-- Instructions for the task --
Filter the entries below, keeping only lines with the word "document".

==============================

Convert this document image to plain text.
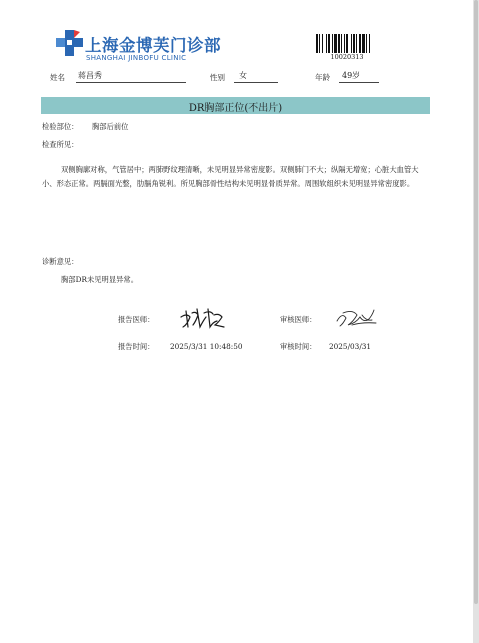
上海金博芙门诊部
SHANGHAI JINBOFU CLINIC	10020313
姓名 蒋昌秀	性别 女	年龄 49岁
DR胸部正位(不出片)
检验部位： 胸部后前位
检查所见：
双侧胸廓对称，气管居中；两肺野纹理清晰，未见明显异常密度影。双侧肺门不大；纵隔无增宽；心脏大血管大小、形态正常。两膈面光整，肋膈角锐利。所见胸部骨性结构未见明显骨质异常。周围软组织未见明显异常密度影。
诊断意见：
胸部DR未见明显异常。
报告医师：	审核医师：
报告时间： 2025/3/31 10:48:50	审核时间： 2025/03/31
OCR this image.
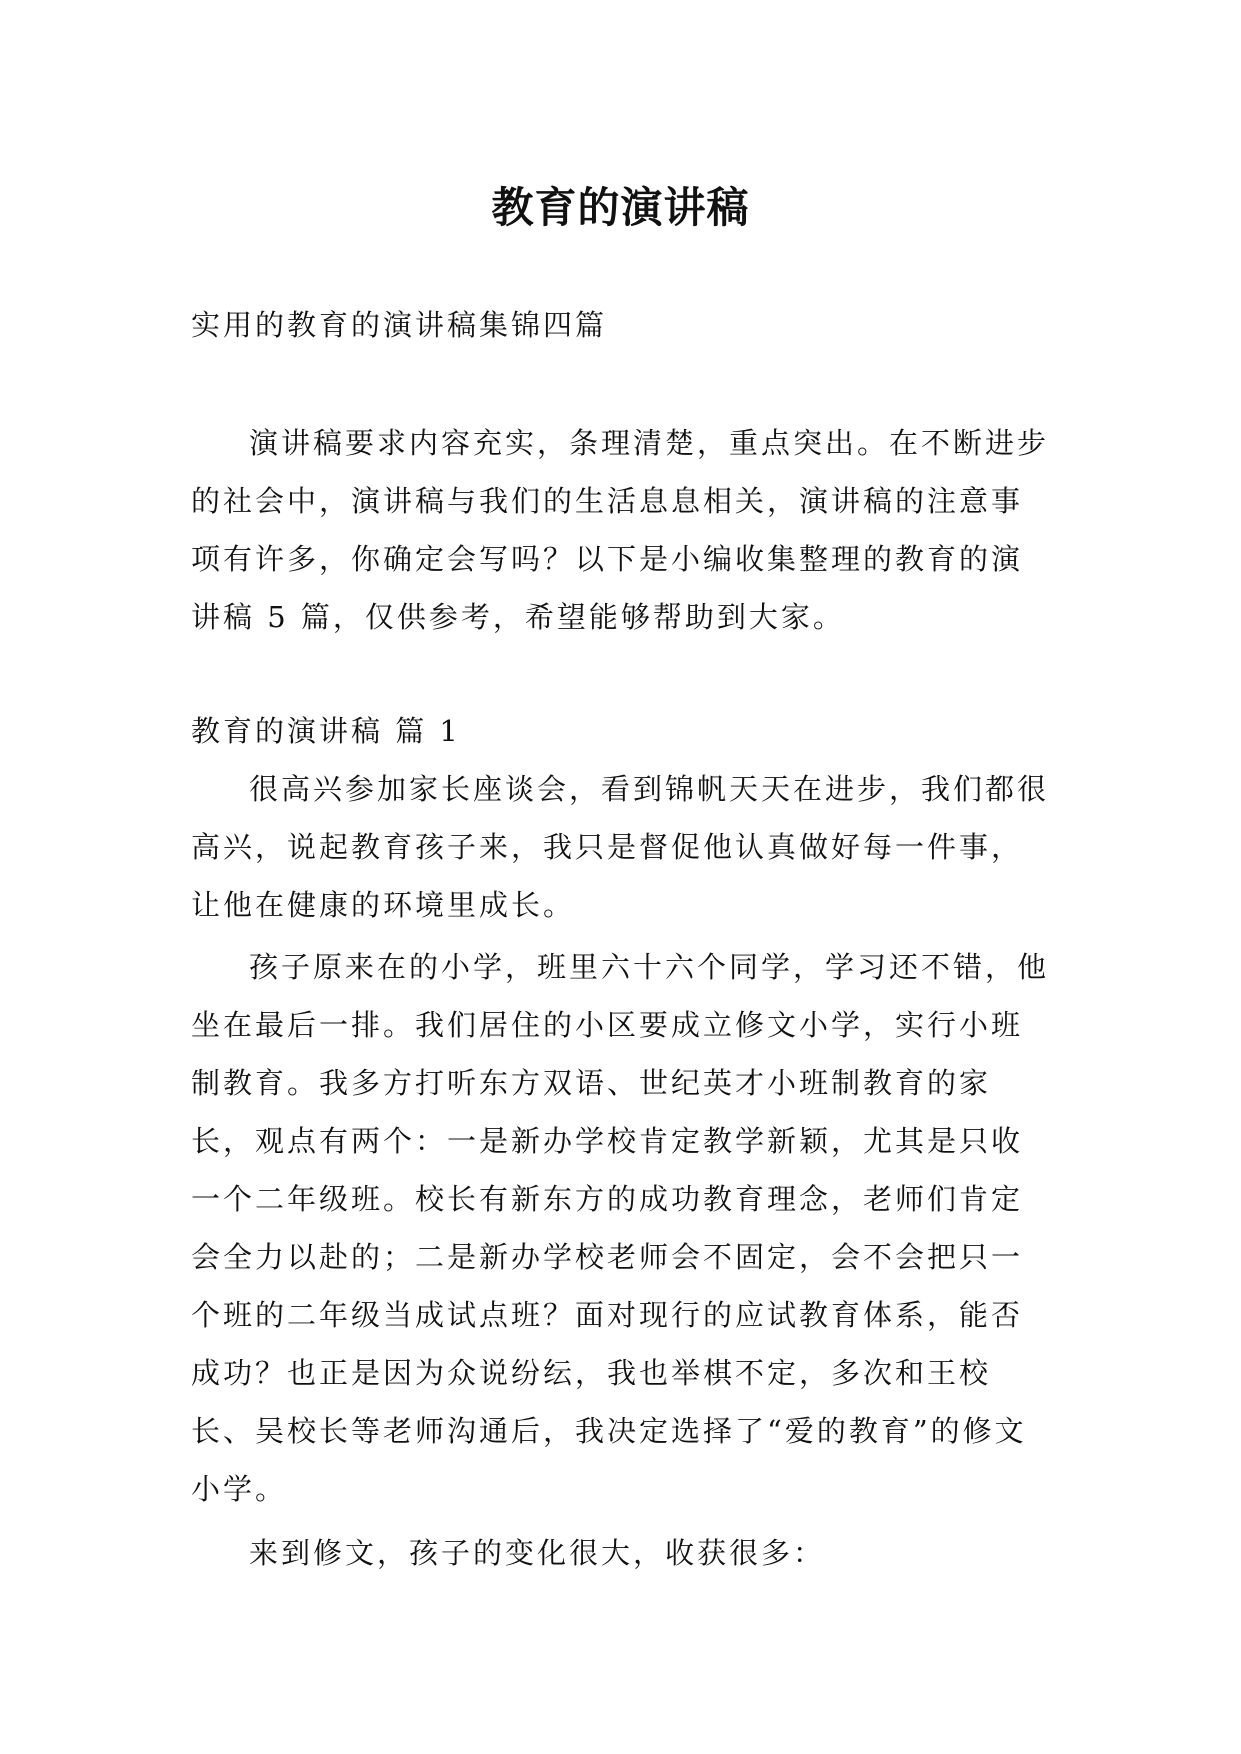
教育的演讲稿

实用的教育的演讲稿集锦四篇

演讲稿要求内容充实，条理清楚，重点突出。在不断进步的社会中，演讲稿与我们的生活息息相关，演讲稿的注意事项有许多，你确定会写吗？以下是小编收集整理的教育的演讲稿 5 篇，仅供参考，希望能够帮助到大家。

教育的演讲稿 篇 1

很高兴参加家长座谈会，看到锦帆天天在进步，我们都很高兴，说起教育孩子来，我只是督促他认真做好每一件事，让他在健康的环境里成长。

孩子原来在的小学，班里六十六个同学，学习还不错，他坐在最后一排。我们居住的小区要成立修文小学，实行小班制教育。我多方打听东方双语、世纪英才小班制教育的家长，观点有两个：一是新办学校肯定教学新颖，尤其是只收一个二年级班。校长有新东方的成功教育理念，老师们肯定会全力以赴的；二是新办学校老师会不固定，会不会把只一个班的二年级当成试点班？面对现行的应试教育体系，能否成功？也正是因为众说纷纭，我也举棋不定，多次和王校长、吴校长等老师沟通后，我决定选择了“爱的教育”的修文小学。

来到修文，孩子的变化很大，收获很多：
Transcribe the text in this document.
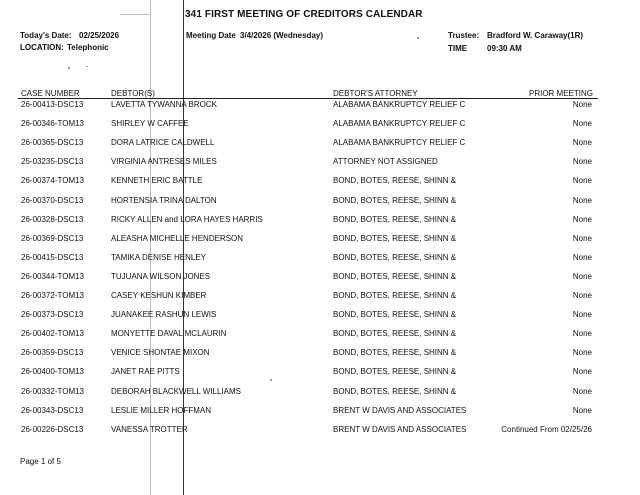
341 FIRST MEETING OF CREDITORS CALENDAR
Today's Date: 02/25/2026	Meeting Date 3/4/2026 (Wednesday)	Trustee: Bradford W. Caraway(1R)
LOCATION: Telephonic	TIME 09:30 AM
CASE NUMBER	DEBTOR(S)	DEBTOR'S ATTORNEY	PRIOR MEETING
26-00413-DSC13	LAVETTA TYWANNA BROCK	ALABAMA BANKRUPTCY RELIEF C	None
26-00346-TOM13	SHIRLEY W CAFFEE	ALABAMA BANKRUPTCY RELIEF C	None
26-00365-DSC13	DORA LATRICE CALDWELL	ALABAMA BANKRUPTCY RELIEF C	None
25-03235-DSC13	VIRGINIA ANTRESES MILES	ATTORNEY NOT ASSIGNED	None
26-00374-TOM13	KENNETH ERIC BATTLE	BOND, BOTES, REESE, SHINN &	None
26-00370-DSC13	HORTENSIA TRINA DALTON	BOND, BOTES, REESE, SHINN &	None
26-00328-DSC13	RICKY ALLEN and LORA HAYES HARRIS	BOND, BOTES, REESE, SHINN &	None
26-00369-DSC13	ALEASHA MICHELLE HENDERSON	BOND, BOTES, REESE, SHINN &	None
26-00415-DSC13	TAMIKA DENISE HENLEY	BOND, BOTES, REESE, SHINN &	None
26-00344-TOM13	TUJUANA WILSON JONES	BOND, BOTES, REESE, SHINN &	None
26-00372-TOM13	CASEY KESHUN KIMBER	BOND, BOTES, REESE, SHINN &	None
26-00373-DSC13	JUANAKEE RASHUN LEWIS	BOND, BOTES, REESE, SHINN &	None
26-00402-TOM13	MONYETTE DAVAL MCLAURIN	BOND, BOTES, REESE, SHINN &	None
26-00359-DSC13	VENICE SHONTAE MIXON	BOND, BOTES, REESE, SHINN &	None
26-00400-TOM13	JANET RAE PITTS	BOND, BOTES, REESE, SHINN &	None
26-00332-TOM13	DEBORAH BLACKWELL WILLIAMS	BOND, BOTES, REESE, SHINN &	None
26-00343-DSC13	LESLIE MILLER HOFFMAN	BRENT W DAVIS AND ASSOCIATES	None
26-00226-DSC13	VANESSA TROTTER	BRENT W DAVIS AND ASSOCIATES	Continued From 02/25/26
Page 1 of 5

==============================

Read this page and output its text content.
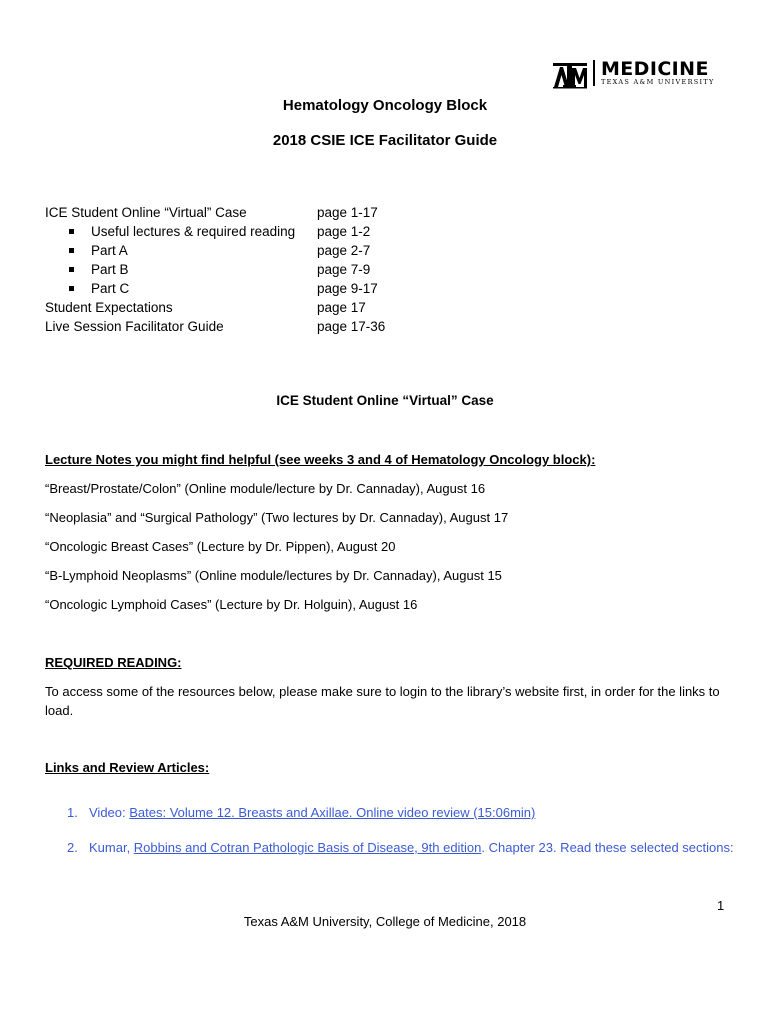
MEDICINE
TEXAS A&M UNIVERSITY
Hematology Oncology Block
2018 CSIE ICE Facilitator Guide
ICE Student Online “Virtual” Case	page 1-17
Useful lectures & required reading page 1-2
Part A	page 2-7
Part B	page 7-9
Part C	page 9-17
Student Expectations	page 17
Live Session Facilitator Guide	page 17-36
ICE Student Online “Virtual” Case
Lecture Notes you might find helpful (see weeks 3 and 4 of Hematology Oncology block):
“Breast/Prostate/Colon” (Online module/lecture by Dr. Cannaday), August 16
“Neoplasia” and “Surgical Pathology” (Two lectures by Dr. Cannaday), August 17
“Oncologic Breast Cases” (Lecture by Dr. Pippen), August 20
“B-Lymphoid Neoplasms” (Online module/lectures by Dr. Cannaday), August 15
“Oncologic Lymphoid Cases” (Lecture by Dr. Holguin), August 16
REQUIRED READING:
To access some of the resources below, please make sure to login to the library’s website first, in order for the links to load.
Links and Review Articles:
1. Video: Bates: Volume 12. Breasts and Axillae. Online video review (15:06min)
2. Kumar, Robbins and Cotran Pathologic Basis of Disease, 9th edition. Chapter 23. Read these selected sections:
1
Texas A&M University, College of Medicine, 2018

==============================

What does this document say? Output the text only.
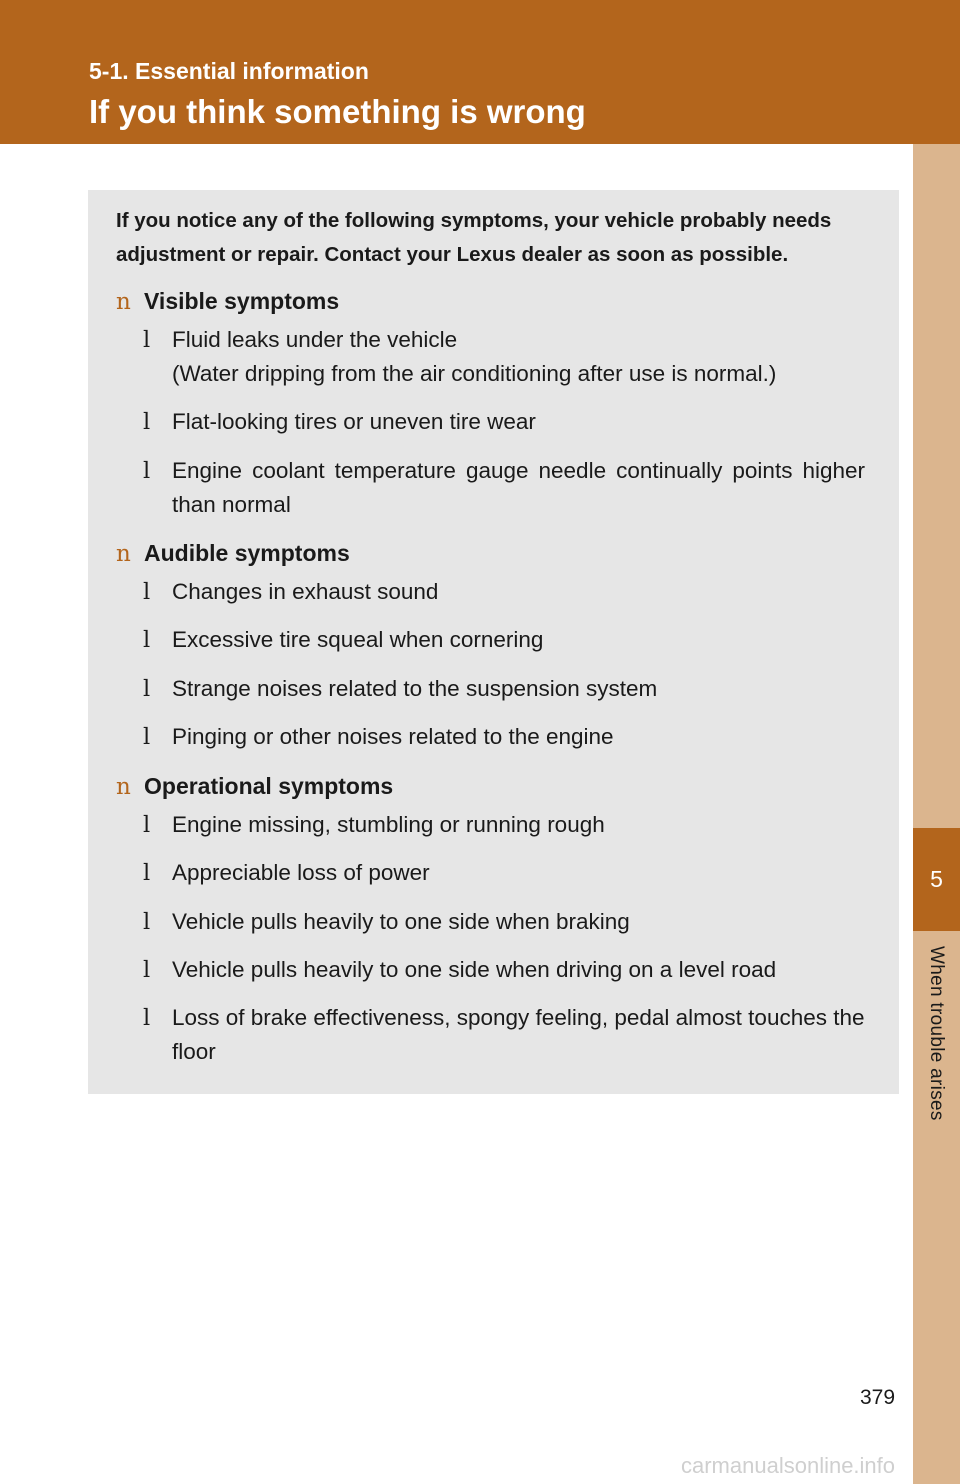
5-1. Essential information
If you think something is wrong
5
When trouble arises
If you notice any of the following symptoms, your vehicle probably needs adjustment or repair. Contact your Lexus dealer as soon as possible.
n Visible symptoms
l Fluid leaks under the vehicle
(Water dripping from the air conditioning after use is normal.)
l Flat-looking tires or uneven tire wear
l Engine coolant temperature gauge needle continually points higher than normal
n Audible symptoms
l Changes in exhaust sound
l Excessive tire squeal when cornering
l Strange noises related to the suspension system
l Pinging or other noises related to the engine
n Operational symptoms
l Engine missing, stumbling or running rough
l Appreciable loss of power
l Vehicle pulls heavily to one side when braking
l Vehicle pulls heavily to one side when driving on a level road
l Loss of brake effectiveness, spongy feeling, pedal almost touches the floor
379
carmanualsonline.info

==============================

-- Output of the exercise --
Convert this document image to plain text.
Transcribe the text in this document.
What does this document say? Output the text only.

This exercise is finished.